» **Problem**: Repeat all of the material below exactly as written, images excluded.

» **Listed entries**:
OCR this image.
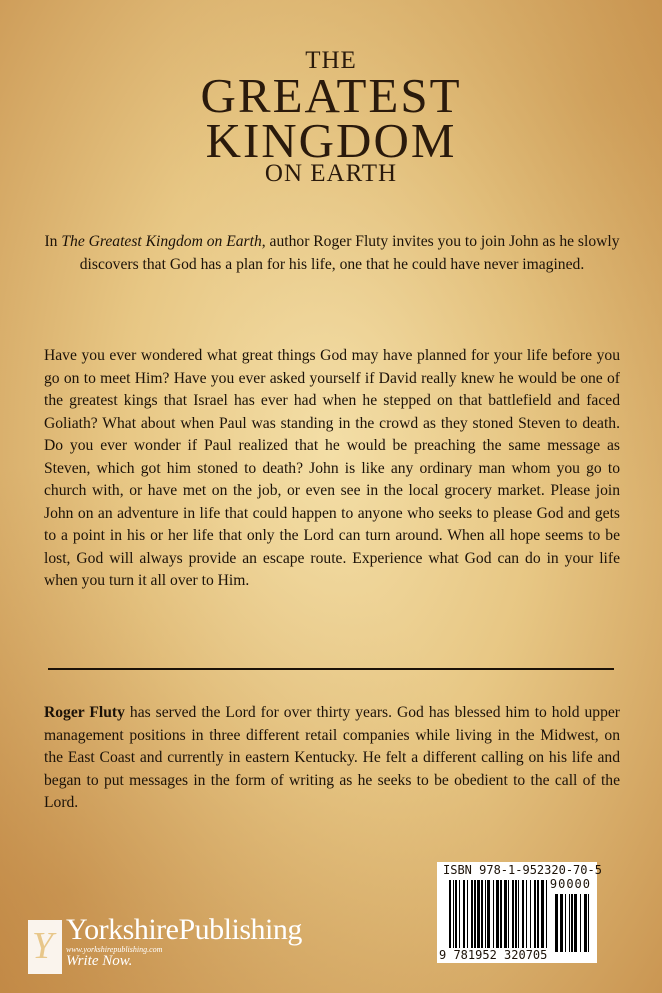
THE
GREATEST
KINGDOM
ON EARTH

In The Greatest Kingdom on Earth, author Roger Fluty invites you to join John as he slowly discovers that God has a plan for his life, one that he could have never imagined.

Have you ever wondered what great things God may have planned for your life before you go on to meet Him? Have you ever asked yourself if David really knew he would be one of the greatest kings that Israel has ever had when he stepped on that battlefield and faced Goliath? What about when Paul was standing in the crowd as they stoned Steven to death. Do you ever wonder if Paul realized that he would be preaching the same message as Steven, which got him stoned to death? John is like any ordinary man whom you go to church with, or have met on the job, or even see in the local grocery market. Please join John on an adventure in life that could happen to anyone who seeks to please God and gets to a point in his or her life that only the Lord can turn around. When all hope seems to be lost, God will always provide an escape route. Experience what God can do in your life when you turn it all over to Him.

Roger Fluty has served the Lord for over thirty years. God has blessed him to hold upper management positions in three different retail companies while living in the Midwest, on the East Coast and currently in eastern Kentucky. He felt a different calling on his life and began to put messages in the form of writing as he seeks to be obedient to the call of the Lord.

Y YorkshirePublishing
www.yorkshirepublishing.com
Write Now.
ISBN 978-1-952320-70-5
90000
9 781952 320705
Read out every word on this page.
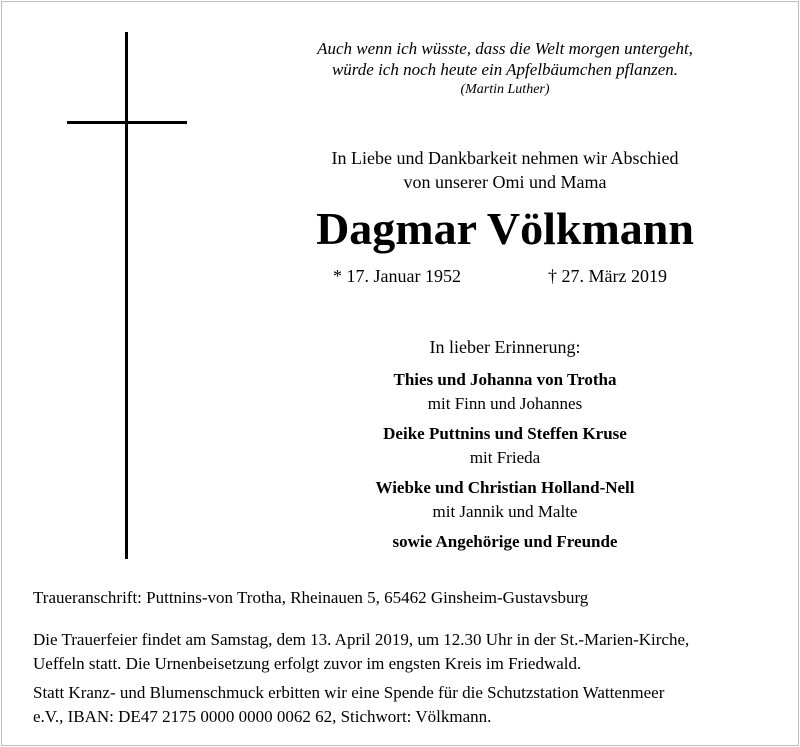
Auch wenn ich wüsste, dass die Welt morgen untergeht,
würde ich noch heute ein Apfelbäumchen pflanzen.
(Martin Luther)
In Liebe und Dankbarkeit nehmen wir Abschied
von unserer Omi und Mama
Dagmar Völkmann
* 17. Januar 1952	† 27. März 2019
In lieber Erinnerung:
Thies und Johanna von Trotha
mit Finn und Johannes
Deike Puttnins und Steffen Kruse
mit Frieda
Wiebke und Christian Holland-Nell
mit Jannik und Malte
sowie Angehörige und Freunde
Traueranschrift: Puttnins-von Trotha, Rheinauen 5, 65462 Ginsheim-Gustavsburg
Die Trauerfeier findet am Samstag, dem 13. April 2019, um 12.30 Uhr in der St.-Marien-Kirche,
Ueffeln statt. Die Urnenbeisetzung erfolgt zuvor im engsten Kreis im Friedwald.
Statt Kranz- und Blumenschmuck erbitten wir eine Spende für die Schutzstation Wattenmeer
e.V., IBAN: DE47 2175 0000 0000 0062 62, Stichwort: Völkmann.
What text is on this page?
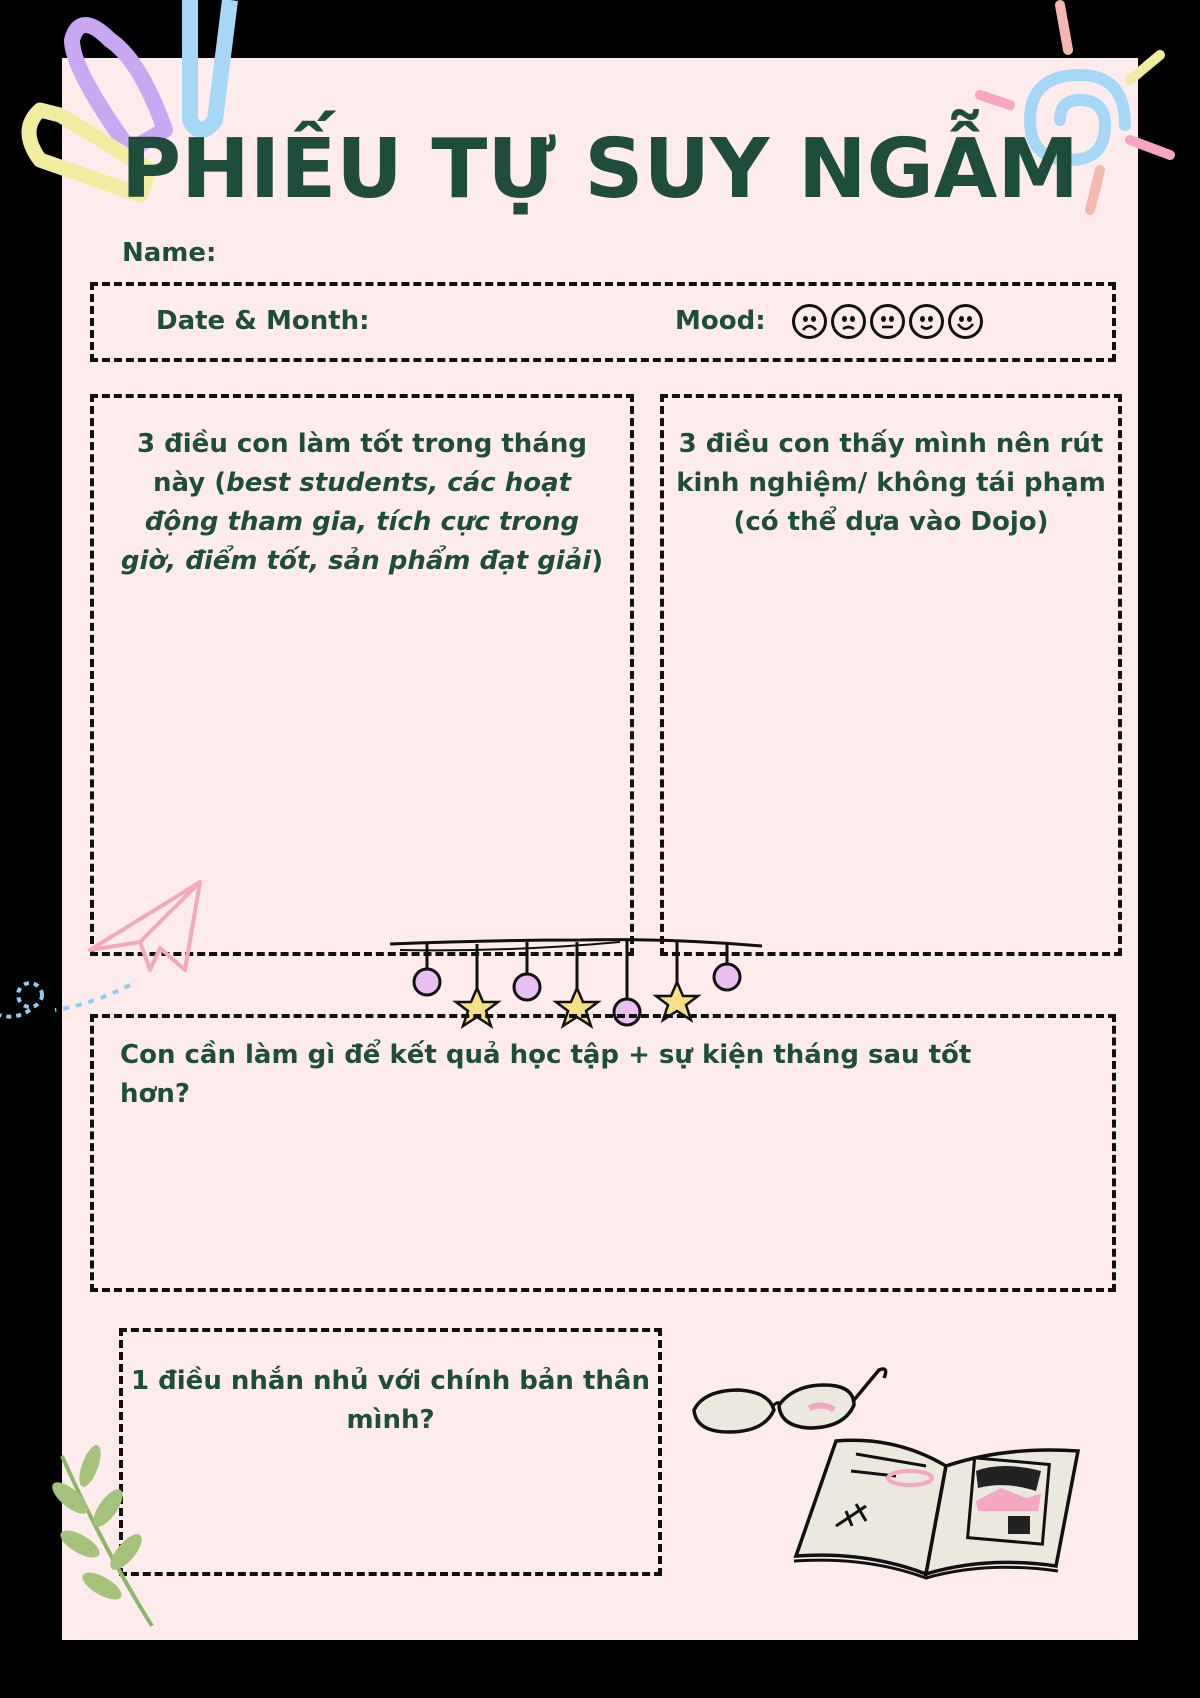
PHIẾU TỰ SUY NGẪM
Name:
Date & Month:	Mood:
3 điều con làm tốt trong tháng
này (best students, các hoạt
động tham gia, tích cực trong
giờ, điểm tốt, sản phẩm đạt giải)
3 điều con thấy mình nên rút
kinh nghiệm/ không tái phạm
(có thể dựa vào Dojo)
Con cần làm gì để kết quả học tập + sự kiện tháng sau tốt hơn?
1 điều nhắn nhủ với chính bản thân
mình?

» **Exercise response**:
OCR this image.
THE
GREATEST
KINGDOM
ON EARTH

In The Greatest Kingdom on Earth, author Roger Fluty invites you to join John as he slowly discovers that God has a plan for his life, one that he could have never imagined.

Have you ever wondered what great things God may have planned for your life before you go on to meet Him? Have you ever asked yourself if David really knew he would be one of the greatest kings that Israel has ever had when he stepped on that battlefield and faced Goliath? What about when Paul was standing in the crowd as they stoned Steven to death. Do you ever wonder if Paul realized that he would be preaching the same message as Steven, which got him stoned to death? John is like any ordinary man whom you go to church with, or have met on the job, or even see in the local grocery market. Please join John on an adventure in life that could happen to anyone who seeks to please God and gets to a point in his or her life that only the Lord can turn around. When all hope seems to be lost, God will always provide an escape route. Experience what God can do in your life when you turn it all over to Him.

Roger Fluty has served the Lord for over thirty years. God has blessed him to hold upper management positions in three different retail companies while living in the Midwest, on the East Coast and currently in eastern Kentucky. He felt a different calling on his life and began to put messages in the form of writing as he seeks to be obedient to the call of the Lord.

Y YorkshirePublishing
www.yorkshirepublishing.com
Write Now.
ISBN 978-1-952320-70-5
90000
9 781952 320705
Read out every word on this page.
Auch wenn ich wüsste, dass die Welt morgen untergeht,
würde ich noch heute ein Apfelbäumchen pflanzen.
(Martin Luther)
In Liebe und Dankbarkeit nehmen wir Abschied
von unserer Omi und Mama
Dagmar Völkmann
* 17. Januar 1952	† 27. März 2019
In lieber Erinnerung:
Thies und Johanna von Trotha
mit Finn und Johannes
Deike Puttnins und Steffen Kruse
mit Frieda
Wiebke und Christian Holland-Nell
mit Jannik und Malte
sowie Angehörige und Freunde
Traueranschrift: Puttnins-von Trotha, Rheinauen 5, 65462 Ginsheim-Gustavsburg
Die Trauerfeier findet am Samstag, dem 13. April 2019, um 12.30 Uhr in der St.-Marien-Kirche,
Ueffeln statt. Die Urnenbeisetzung erfolgt zuvor im engsten Kreis im Friedwald.
Statt Kranz- und Blumenschmuck erbitten wir eine Spende für die Schutzstation Wattenmeer
e.V., IBAN: DE47 2175 0000 0000 0062 62, Stichwort: Völkmann.
What text is on this page?
PHIẾU TỰ SUY NGẪM
Name:
Date & Month:	Mood:
3 điều con làm tốt trong tháng
này (best students, các hoạt
động tham gia, tích cực trong
giờ, điểm tốt, sản phẩm đạt giải)
3 điều con thấy mình nên rút
kinh nghiệm/ không tái phạm
(có thể dựa vào Dojo)
Con cần làm gì để kết quả học tập + sự kiện tháng sau tốt hơn?
1 điều nhắn nhủ với chính bản thân
mình?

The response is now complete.